• **Record excerpts**
☆ ☆ ☆ ☆

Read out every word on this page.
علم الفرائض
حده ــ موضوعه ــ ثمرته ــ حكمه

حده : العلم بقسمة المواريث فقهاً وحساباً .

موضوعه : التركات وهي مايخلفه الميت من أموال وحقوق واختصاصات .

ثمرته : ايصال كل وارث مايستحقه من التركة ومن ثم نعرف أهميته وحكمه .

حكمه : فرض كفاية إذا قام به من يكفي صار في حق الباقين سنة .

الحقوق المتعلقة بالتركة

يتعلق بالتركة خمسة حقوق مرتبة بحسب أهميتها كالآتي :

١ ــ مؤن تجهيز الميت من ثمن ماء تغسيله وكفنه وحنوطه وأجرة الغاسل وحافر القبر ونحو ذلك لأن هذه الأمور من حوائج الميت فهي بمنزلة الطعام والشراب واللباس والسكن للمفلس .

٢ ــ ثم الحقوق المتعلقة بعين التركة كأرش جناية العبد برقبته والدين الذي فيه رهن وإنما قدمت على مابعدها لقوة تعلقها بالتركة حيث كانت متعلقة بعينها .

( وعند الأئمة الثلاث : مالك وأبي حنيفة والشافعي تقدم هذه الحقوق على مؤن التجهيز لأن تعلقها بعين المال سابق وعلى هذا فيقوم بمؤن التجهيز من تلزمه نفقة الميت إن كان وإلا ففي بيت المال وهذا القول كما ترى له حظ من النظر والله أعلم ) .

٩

☆ ☆ ☆ ☆

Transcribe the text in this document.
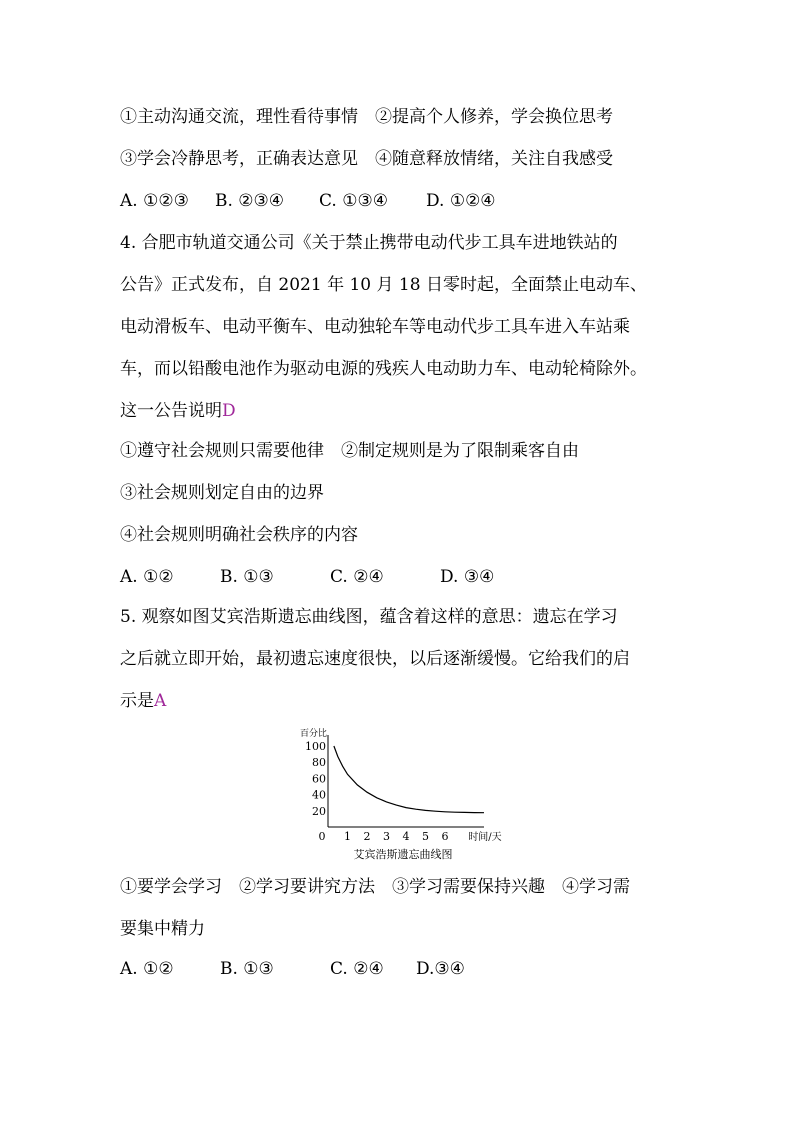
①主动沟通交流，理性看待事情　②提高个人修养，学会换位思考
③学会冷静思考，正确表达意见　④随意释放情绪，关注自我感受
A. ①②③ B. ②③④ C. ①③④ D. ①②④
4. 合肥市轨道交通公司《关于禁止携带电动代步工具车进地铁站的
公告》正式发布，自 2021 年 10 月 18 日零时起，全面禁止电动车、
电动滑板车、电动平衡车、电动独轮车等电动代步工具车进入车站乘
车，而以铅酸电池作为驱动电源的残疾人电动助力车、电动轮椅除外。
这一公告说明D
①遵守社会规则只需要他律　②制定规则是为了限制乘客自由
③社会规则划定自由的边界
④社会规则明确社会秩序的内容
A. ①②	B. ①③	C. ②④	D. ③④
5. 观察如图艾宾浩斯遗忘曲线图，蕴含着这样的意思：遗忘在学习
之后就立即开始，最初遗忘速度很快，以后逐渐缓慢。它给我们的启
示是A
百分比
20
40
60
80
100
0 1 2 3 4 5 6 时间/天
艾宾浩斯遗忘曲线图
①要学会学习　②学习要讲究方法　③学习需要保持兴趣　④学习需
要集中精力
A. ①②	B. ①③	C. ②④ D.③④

☆ ☆ ☆ ☆

• **Objective**
In the entries above, find the lines containing the word "ثمرته" and say how many there are, with no other words.

• **Written reply**
2